(Rows from a figure dataset)

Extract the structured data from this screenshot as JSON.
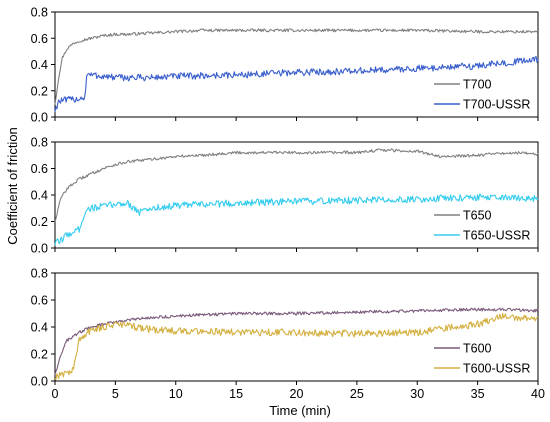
{
  "figure": {
    "ylabel": "Coefficient of friction",
    "xlabel": "Time (min)"
  },
  "chart_data": [
    {
      "type": "line",
      "xlim": [
        0,
        40
      ],
      "ylim": [
        0,
        0.8
      ],
      "yticks": [
        "0.0",
        "0.2",
        "0.4",
        "0.6",
        "0.8"
      ],
      "legend_position": "bottom-right",
      "series": [
        {
          "name": "T700",
          "color": "#808080",
          "x": [
            0,
            0.3,
            0.6,
            1,
            1.5,
            2,
            3,
            4,
            5,
            6,
            8,
            10,
            12,
            15,
            18,
            20,
            25,
            30,
            35,
            40
          ],
          "y": [
            0.1,
            0.3,
            0.45,
            0.52,
            0.56,
            0.58,
            0.6,
            0.62,
            0.63,
            0.63,
            0.64,
            0.65,
            0.66,
            0.66,
            0.66,
            0.66,
            0.66,
            0.66,
            0.65,
            0.65
          ]
        },
        {
          "name": "T700-USSR",
          "color": "#3a5fcd",
          "x": [
            0,
            0.3,
            1,
            2,
            2.5,
            2.6,
            3,
            5,
            8,
            10,
            15,
            20,
            25,
            30,
            35,
            38,
            40
          ],
          "y": [
            0.05,
            0.12,
            0.13,
            0.14,
            0.15,
            0.32,
            0.32,
            0.3,
            0.3,
            0.31,
            0.32,
            0.34,
            0.35,
            0.37,
            0.39,
            0.42,
            0.44
          ]
        }
      ]
    },
    {
      "type": "line",
      "xlim": [
        0,
        40
      ],
      "ylim": [
        0,
        0.8
      ],
      "yticks": [
        "0.0",
        "0.2",
        "0.4",
        "0.6",
        "0.8"
      ],
      "legend_position": "bottom-right",
      "series": [
        {
          "name": "T650",
          "color": "#808080",
          "x": [
            0,
            0.5,
            1,
            2,
            3,
            4,
            5,
            6,
            8,
            10,
            12,
            15,
            18,
            20,
            25,
            27,
            30,
            32,
            35,
            38,
            40
          ],
          "y": [
            0.2,
            0.38,
            0.45,
            0.52,
            0.56,
            0.6,
            0.63,
            0.65,
            0.67,
            0.69,
            0.7,
            0.72,
            0.72,
            0.72,
            0.72,
            0.74,
            0.73,
            0.69,
            0.7,
            0.72,
            0.71
          ]
        },
        {
          "name": "T650-USSR",
          "color": "#33ccee",
          "x": [
            0,
            0.5,
            1,
            2,
            2.5,
            3,
            5,
            6,
            7,
            8,
            10,
            15,
            20,
            25,
            30,
            35,
            40
          ],
          "y": [
            0.03,
            0.06,
            0.1,
            0.14,
            0.28,
            0.3,
            0.33,
            0.34,
            0.27,
            0.3,
            0.32,
            0.34,
            0.35,
            0.36,
            0.37,
            0.38,
            0.37
          ]
        }
      ]
    },
    {
      "type": "line",
      "xlim": [
        0,
        40
      ],
      "ylim": [
        0,
        0.8
      ],
      "yticks": [
        "0.0",
        "0.2",
        "0.4",
        "0.6",
        "0.8"
      ],
      "xticks": [
        "0",
        "5",
        "10",
        "15",
        "20",
        "25",
        "30",
        "35",
        "40"
      ],
      "legend_position": "bottom-right",
      "series": [
        {
          "name": "T600",
          "color": "#7a5a7a",
          "x": [
            0,
            0.5,
            1,
            2,
            3,
            4,
            5,
            6,
            8,
            10,
            12,
            15,
            20,
            25,
            30,
            35,
            38,
            40
          ],
          "y": [
            0.05,
            0.2,
            0.3,
            0.36,
            0.4,
            0.42,
            0.44,
            0.45,
            0.47,
            0.48,
            0.49,
            0.5,
            0.5,
            0.51,
            0.52,
            0.53,
            0.53,
            0.52
          ]
        },
        {
          "name": "T600-USSR",
          "color": "#d4b040",
          "x": [
            0,
            0.5,
            1,
            1.5,
            2,
            3,
            5,
            6,
            8,
            10,
            12,
            15,
            20,
            25,
            30,
            33,
            35,
            37,
            40
          ],
          "y": [
            0.03,
            0.05,
            0.06,
            0.08,
            0.3,
            0.38,
            0.42,
            0.41,
            0.38,
            0.37,
            0.37,
            0.36,
            0.36,
            0.35,
            0.36,
            0.4,
            0.42,
            0.48,
            0.46
          ]
        }
      ]
    }
  ]
}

DIRECTIVE:
Omit the pictures, then output the rest of the listing exactly.

EXERCISE RESPONSE:
Extract the structured data from this screenshot as JSON.
{
  "figure": {
    "ylabel": "Coefficient of friction",
    "xlabel": "Time (min)"
  },
  "chart_data": [
    {
      "type": "line",
      "xlim": [
        0,
        40
      ],
      "ylim": [
        0,
        0.8
      ],
      "yticks": [
        "0.0",
        "0.2",
        "0.4",
        "0.6",
        "0.8"
      ],
      "legend_position": "bottom-right",
      "series": [
        {
          "name": "T700",
          "color": "#808080",
          "x": [
            0,
            0.3,
            0.6,
            1,
            1.5,
            2,
            3,
            4,
            5,
            6,
            8,
            10,
            12,
            15,
            18,
            20,
            25,
            30,
            35,
            40
          ],
          "y": [
            0.1,
            0.3,
            0.45,
            0.52,
            0.56,
            0.58,
            0.6,
            0.62,
            0.63,
            0.63,
            0.64,
            0.65,
            0.66,
            0.66,
            0.66,
            0.66,
            0.66,
            0.66,
            0.65,
            0.65
          ]
        },
        {
          "name": "T700-USSR",
          "color": "#3a5fcd",
          "x": [
            0,
            0.3,
            1,
            2,
            2.5,
            2.6,
            3,
            5,
            8,
            10,
            15,
            20,
            25,
            30,
            35,
            38,
            40
          ],
          "y": [
            0.05,
            0.12,
            0.13,
            0.14,
            0.15,
            0.32,
            0.32,
            0.3,
            0.3,
            0.31,
            0.32,
            0.34,
            0.35,
            0.37,
            0.39,
            0.42,
            0.44
          ]
        }
      ]
    },
    {
      "type": "line",
      "xlim": [
        0,
        40
      ],
      "ylim": [
        0,
        0.8
      ],
      "yticks": [
        "0.0",
        "0.2",
        "0.4",
        "0.6",
        "0.8"
      ],
      "legend_position": "bottom-right",
      "series": [
        {
          "name": "T650",
          "color": "#808080",
          "x": [
            0,
            0.5,
            1,
            2,
            3,
            4,
            5,
            6,
            8,
            10,
            12,
            15,
            18,
            20,
            25,
            27,
            30,
            32,
            35,
            38,
            40
          ],
          "y": [
            0.2,
            0.38,
            0.45,
            0.52,
            0.56,
            0.6,
            0.63,
            0.65,
            0.67,
            0.69,
            0.7,
            0.72,
            0.72,
            0.72,
            0.72,
            0.74,
            0.73,
            0.69,
            0.7,
            0.72,
            0.71
          ]
        },
        {
          "name": "T650-USSR",
          "color": "#33ccee",
          "x": [
            0,
            0.5,
            1,
            2,
            2.5,
            3,
            5,
            6,
            7,
            8,
            10,
            15,
            20,
            25,
            30,
            35,
            40
          ],
          "y": [
            0.03,
            0.06,
            0.1,
            0.14,
            0.28,
            0.3,
            0.33,
            0.34,
            0.27,
            0.3,
            0.32,
            0.34,
            0.35,
            0.36,
            0.37,
            0.38,
            0.37
          ]
        }
      ]
    },
    {
      "type": "line",
      "xlim": [
        0,
        40
      ],
      "ylim": [
        0,
        0.8
      ],
      "yticks": [
        "0.0",
        "0.2",
        "0.4",
        "0.6",
        "0.8"
      ],
      "xticks": [
        "0",
        "5",
        "10",
        "15",
        "20",
        "25",
        "30",
        "35",
        "40"
      ],
      "legend_position": "bottom-right",
      "series": [
        {
          "name": "T600",
          "color": "#7a5a7a",
          "x": [
            0,
            0.5,
            1,
            2,
            3,
            4,
            5,
            6,
            8,
            10,
            12,
            15,
            20,
            25,
            30,
            35,
            38,
            40
          ],
          "y": [
            0.05,
            0.2,
            0.3,
            0.36,
            0.4,
            0.42,
            0.44,
            0.45,
            0.47,
            0.48,
            0.49,
            0.5,
            0.5,
            0.51,
            0.52,
            0.53,
            0.53,
            0.52
          ]
        },
        {
          "name": "T600-USSR",
          "color": "#d4b040",
          "x": [
            0,
            0.5,
            1,
            1.5,
            2,
            3,
            5,
            6,
            8,
            10,
            12,
            15,
            20,
            25,
            30,
            33,
            35,
            37,
            40
          ],
          "y": [
            0.03,
            0.05,
            0.06,
            0.08,
            0.3,
            0.38,
            0.42,
            0.41,
            0.38,
            0.37,
            0.37,
            0.36,
            0.36,
            0.35,
            0.36,
            0.4,
            0.42,
            0.48,
            0.46
          ]
        }
      ]
    }
  ]
}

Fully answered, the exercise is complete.